- JOB
Tally the lines in the following entries that include the word "smoothed"; state only the total.

-- begin DATASET EXCERPTS --

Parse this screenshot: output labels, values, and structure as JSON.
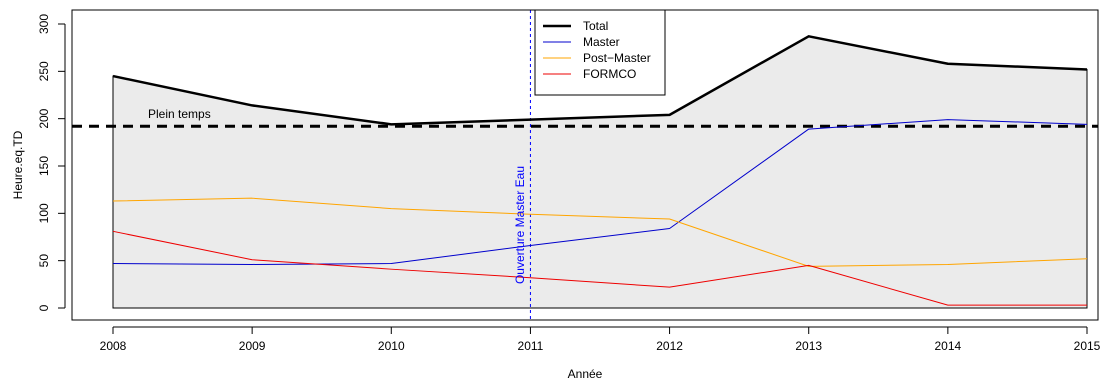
{
  "chart_data": {
    "type": "line",
    "x": [
      2008,
      2009,
      2010,
      2011,
      2012,
      2013,
      2014,
      2015
    ],
    "series": [
      {
        "name": "Total",
        "color": "#000000",
        "width": 2.5,
        "values": [
          245,
          214,
          194,
          199,
          204,
          287,
          258,
          252
        ]
      },
      {
        "name": "Master",
        "color": "#0000cc",
        "width": 1,
        "values": [
          47,
          46,
          47,
          66,
          84,
          189,
          199,
          194
        ]
      },
      {
        "name": "Post−Master",
        "color": "#ffa500",
        "width": 1,
        "values": [
          113,
          116,
          105,
          99,
          94,
          44,
          46,
          52
        ]
      },
      {
        "name": "FORMCO",
        "color": "#ee0000",
        "width": 1,
        "values": [
          81,
          51,
          41,
          32,
          22,
          45,
          3,
          3
        ]
      }
    ],
    "xlabel": "Année",
    "ylabel": "Heure.eq.TD",
    "xticks": [
      "2008",
      "2009",
      "2010",
      "2011",
      "2012",
      "2013",
      "2014",
      "2015"
    ],
    "yticks": [
      "0",
      "50",
      "100",
      "150",
      "200",
      "250",
      "300"
    ],
    "xlim": [
      2008,
      2015
    ],
    "ylim": [
      0,
      300
    ],
    "fill_color": "#ebebeb",
    "hline": {
      "value": 192,
      "label": "Plein temps"
    },
    "vline": {
      "value": 2011,
      "label": "Ouverture Master Eau",
      "color": "#0000ff"
    },
    "legend_position": "top-center"
  }
}
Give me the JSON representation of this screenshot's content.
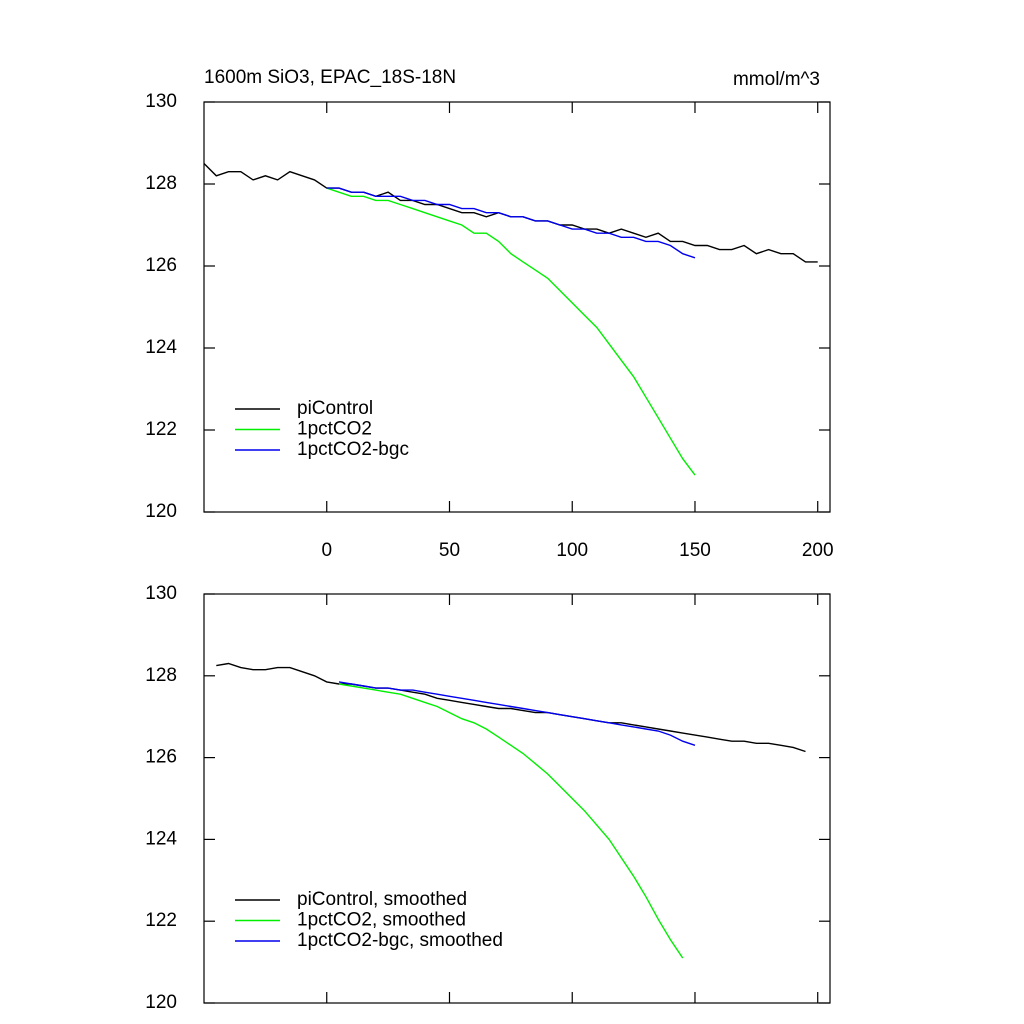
{
  "chart_data": [
    {
      "type": "line",
      "title": "1600m SiO3, EPAC_18S-18N",
      "units_label": "mmol/m^3",
      "x": [
        -50,
        -45,
        -40,
        -35,
        -30,
        -25,
        -20,
        -15,
        -10,
        -5,
        0,
        5,
        10,
        15,
        20,
        25,
        30,
        35,
        40,
        45,
        50,
        55,
        60,
        65,
        70,
        75,
        80,
        85,
        90,
        95,
        100,
        105,
        110,
        115,
        120,
        125,
        130,
        135,
        140,
        145,
        150,
        155,
        160,
        165,
        170,
        175,
        180,
        185,
        190,
        195,
        200
      ],
      "series": [
        {
          "name": "piControl",
          "color": "#000000",
          "values": [
            128.5,
            128.2,
            128.3,
            128.3,
            128.1,
            128.2,
            128.1,
            128.3,
            128.2,
            128.1,
            127.9,
            127.9,
            127.8,
            127.8,
            127.7,
            127.8,
            127.6,
            127.6,
            127.5,
            127.5,
            127.4,
            127.3,
            127.3,
            127.2,
            127.3,
            127.2,
            127.2,
            127.1,
            127.1,
            127.0,
            127.0,
            126.9,
            126.9,
            126.8,
            126.9,
            126.8,
            126.7,
            126.8,
            126.6,
            126.6,
            126.5,
            126.5,
            126.4,
            126.4,
            126.5,
            126.3,
            126.4,
            126.3,
            126.3,
            126.1,
            126.1
          ]
        },
        {
          "name": "1pctCO2",
          "color": "#00ee00",
          "values": [
            null,
            null,
            null,
            null,
            null,
            null,
            null,
            null,
            null,
            null,
            127.9,
            127.8,
            127.7,
            127.7,
            127.6,
            127.6,
            127.5,
            127.4,
            127.3,
            127.2,
            127.1,
            127.0,
            126.8,
            126.8,
            126.6,
            126.3,
            126.1,
            125.9,
            125.7,
            125.4,
            125.1,
            124.8,
            124.5,
            124.1,
            123.7,
            123.3,
            122.8,
            122.3,
            121.8,
            121.3,
            120.9,
            null,
            null,
            null,
            null,
            null,
            null,
            null,
            null,
            null,
            null
          ]
        },
        {
          "name": "1pctCO2-bgc",
          "color": "#0000ee",
          "values": [
            null,
            null,
            null,
            null,
            null,
            null,
            null,
            null,
            null,
            null,
            127.9,
            127.9,
            127.8,
            127.8,
            127.7,
            127.7,
            127.7,
            127.6,
            127.6,
            127.5,
            127.5,
            127.4,
            127.4,
            127.3,
            127.3,
            127.2,
            127.2,
            127.1,
            127.1,
            127.0,
            126.9,
            126.9,
            126.8,
            126.8,
            126.7,
            126.7,
            126.6,
            126.6,
            126.5,
            126.3,
            126.2,
            null,
            null,
            null,
            null,
            null,
            null,
            null,
            null,
            null,
            null
          ]
        }
      ],
      "xlim": [
        -50,
        205
      ],
      "ylim": [
        120,
        130
      ],
      "xticks": [
        0,
        50,
        100,
        150,
        200
      ],
      "yticks": [
        120,
        122,
        124,
        126,
        128,
        130
      ],
      "xtick_labels": true,
      "legend": "lower left"
    },
    {
      "type": "line",
      "x": [
        -50,
        -45,
        -40,
        -35,
        -30,
        -25,
        -20,
        -15,
        -10,
        -5,
        0,
        5,
        10,
        15,
        20,
        25,
        30,
        35,
        40,
        45,
        50,
        55,
        60,
        65,
        70,
        75,
        80,
        85,
        90,
        95,
        100,
        105,
        110,
        115,
        120,
        125,
        130,
        135,
        140,
        145,
        150,
        155,
        160,
        165,
        170,
        175,
        180,
        185,
        190,
        195,
        200
      ],
      "series": [
        {
          "name": "piControl, smoothed",
          "color": "#000000",
          "values": [
            null,
            128.25,
            128.3,
            128.2,
            128.15,
            128.15,
            128.2,
            128.2,
            128.1,
            128.0,
            127.85,
            127.8,
            127.8,
            127.75,
            127.7,
            127.7,
            127.65,
            127.6,
            127.55,
            127.45,
            127.4,
            127.35,
            127.3,
            127.25,
            127.2,
            127.2,
            127.15,
            127.1,
            127.1,
            127.05,
            127.0,
            126.95,
            126.9,
            126.85,
            126.85,
            126.8,
            126.75,
            126.7,
            126.65,
            126.6,
            126.55,
            126.5,
            126.45,
            126.4,
            126.4,
            126.35,
            126.35,
            126.3,
            126.25,
            126.15,
            null
          ]
        },
        {
          "name": "1pctCO2, smoothed",
          "color": "#00ee00",
          "values": [
            null,
            null,
            null,
            null,
            null,
            null,
            null,
            null,
            null,
            null,
            null,
            127.8,
            127.75,
            127.7,
            127.65,
            127.6,
            127.55,
            127.45,
            127.35,
            127.25,
            127.1,
            126.95,
            126.85,
            126.7,
            126.5,
            126.3,
            126.1,
            125.85,
            125.6,
            125.3,
            125.0,
            124.7,
            124.35,
            124.0,
            123.55,
            123.1,
            122.6,
            122.05,
            121.55,
            121.1,
            null,
            null,
            null,
            null,
            null,
            null,
            null,
            null,
            null,
            null,
            null
          ]
        },
        {
          "name": "1pctCO2-bgc, smoothed",
          "color": "#0000ee",
          "values": [
            null,
            null,
            null,
            null,
            null,
            null,
            null,
            null,
            null,
            null,
            null,
            127.85,
            127.8,
            127.75,
            127.7,
            127.7,
            127.65,
            127.65,
            127.6,
            127.55,
            127.5,
            127.45,
            127.4,
            127.35,
            127.3,
            127.25,
            127.2,
            127.15,
            127.1,
            127.05,
            127.0,
            126.95,
            126.9,
            126.85,
            126.8,
            126.75,
            126.7,
            126.65,
            126.55,
            126.4,
            126.3,
            null,
            null,
            null,
            null,
            null,
            null,
            null,
            null,
            null,
            null
          ]
        }
      ],
      "xlim": [
        -50,
        205
      ],
      "ylim": [
        120,
        130
      ],
      "xticks": [
        0,
        50,
        100,
        150,
        200
      ],
      "yticks": [
        120,
        122,
        124,
        126,
        128,
        130
      ],
      "xtick_labels": false,
      "legend": "lower left"
    }
  ]
}
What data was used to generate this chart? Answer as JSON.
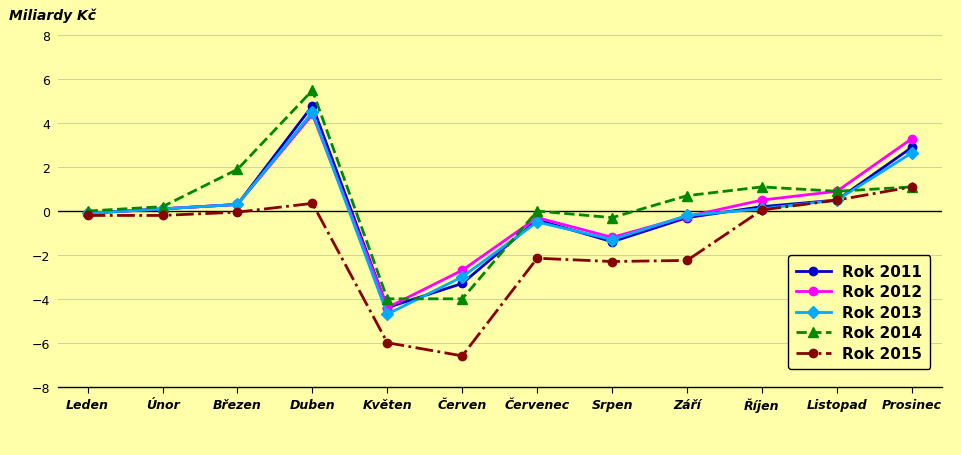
{
  "months": [
    "Leden",
    "Únor",
    "Březen",
    "Duben",
    "Květen",
    "Červen",
    "Červenec",
    "Srpen",
    "Září",
    "Říjen",
    "Listopad",
    "Prosinec"
  ],
  "series": {
    "Rok 2011": {
      "values": [
        -0.1,
        0.1,
        0.3,
        4.8,
        -4.4,
        -3.3,
        -0.4,
        -1.4,
        -0.3,
        0.2,
        0.5,
        2.9
      ],
      "color": "#0000CC",
      "marker": "o",
      "linestyle": "-",
      "linewidth": 2.0,
      "markersize": 6
    },
    "Rok 2012": {
      "values": [
        -0.1,
        0.1,
        0.3,
        4.4,
        -4.4,
        -2.7,
        -0.3,
        -1.2,
        -0.25,
        0.5,
        0.9,
        3.3
      ],
      "color": "#FF00FF",
      "marker": "o",
      "linestyle": "-",
      "linewidth": 2.0,
      "markersize": 6
    },
    "Rok 2013": {
      "values": [
        -0.1,
        0.1,
        0.3,
        4.5,
        -4.7,
        -3.0,
        -0.5,
        -1.3,
        -0.2,
        0.1,
        0.5,
        2.65
      ],
      "color": "#00AAFF",
      "marker": "D",
      "linestyle": "-",
      "linewidth": 2.0,
      "markersize": 6
    },
    "Rok 2014": {
      "values": [
        0.0,
        0.2,
        1.9,
        5.5,
        -4.0,
        -4.0,
        0.0,
        -0.3,
        0.7,
        1.1,
        0.9,
        1.1
      ],
      "color": "#008800",
      "marker": "^",
      "linestyle": "--",
      "linewidth": 2.0,
      "markersize": 7
    },
    "Rok 2015": {
      "values": [
        -0.2,
        -0.2,
        -0.05,
        0.35,
        -6.0,
        -6.6,
        -2.15,
        -2.3,
        -2.25,
        0.05,
        0.5,
        1.1
      ],
      "color": "#880000",
      "marker": "o",
      "linestyle": "-.",
      "linewidth": 2.0,
      "markersize": 6
    }
  },
  "ylabel": "Miliardy Kč",
  "ylim": [
    -8,
    8
  ],
  "yticks": [
    -8,
    -6,
    -4,
    -2,
    0,
    2,
    4,
    6,
    8
  ],
  "background_color": "#FFFFAA",
  "grid_color": "#CCCCCC",
  "legend_fontsize": 10,
  "ylabel_fontsize": 10
}
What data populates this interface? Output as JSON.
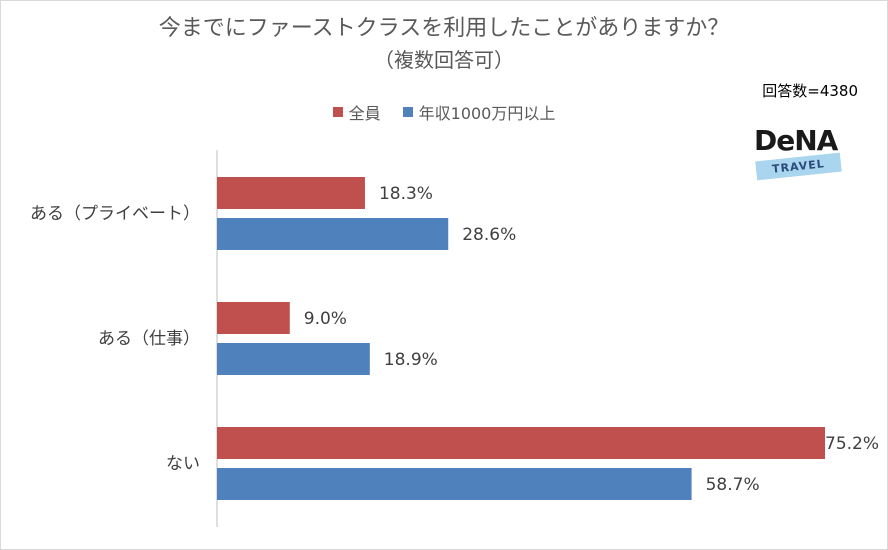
{
  "header": {
    "title": "今までにファーストクラスを利用したことがありますか？",
    "subtitle": "（複数回答可）",
    "count": "回答数=4380"
  },
  "logo": {
    "brand": "DeNA",
    "badge": "TRAVEL"
  },
  "colors": {
    "all": "#c0504d",
    "high_income": "#4f81bd",
    "axis": "#bfbfbf"
  },
  "chart_data": {
    "type": "bar",
    "orientation": "horizontal",
    "categories": [
      "ある（プライベート）",
      "ある（仕事）",
      "ない"
    ],
    "series": [
      {
        "name": "全員",
        "values": [
          18.3,
          9.0,
          75.2
        ],
        "labels": [
          "18.3%",
          "9.0%",
          "75.2%"
        ]
      },
      {
        "name": "年収1000万円以上",
        "values": [
          28.6,
          18.9,
          58.7
        ],
        "labels": [
          "28.6%",
          "18.9%",
          "58.7%"
        ]
      }
    ],
    "xlim": [
      0,
      75.2
    ],
    "grid": false,
    "legend_position": "top"
  }
}
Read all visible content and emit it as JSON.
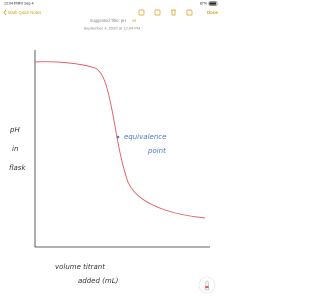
{
  "status_bar": {
    "time": "12:04 PM",
    "date": "Fri Sep 4",
    "battery": "87%"
  },
  "nav": {
    "back": "Math Quick Notes",
    "done": "Done"
  },
  "note": {
    "suggested_title": "Suggested Title: pH",
    "suggested_word": "vs",
    "date": "September 4, 2020 at 12:04 PM"
  },
  "sketch": {
    "y_label": [
      "pH",
      "in",
      "flask"
    ],
    "annotation": [
      "equivalence",
      "point"
    ],
    "x_label": [
      "volume titrant",
      "added (mL)"
    ]
  }
}
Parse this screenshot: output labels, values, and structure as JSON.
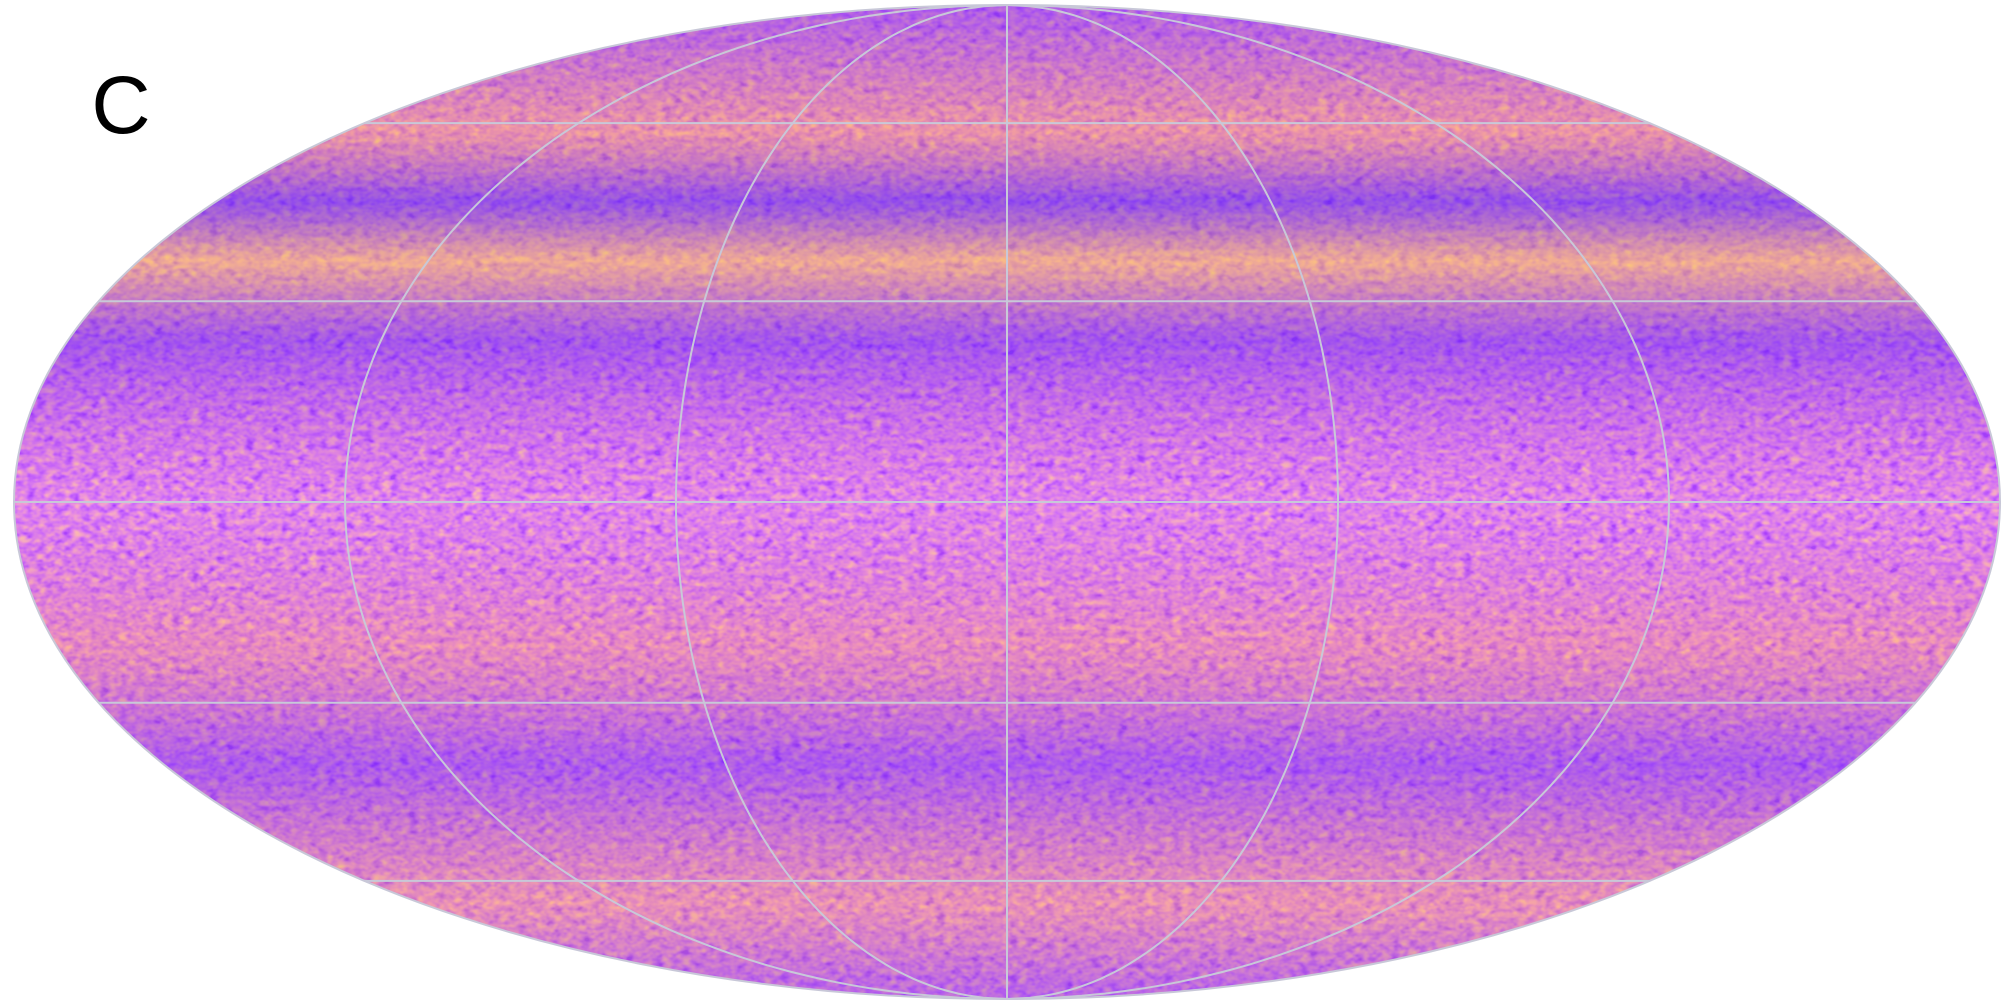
{
  "panel_label": "C"
}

-- end DATASET EXCERPTS --

- EXERCISE RESULT
3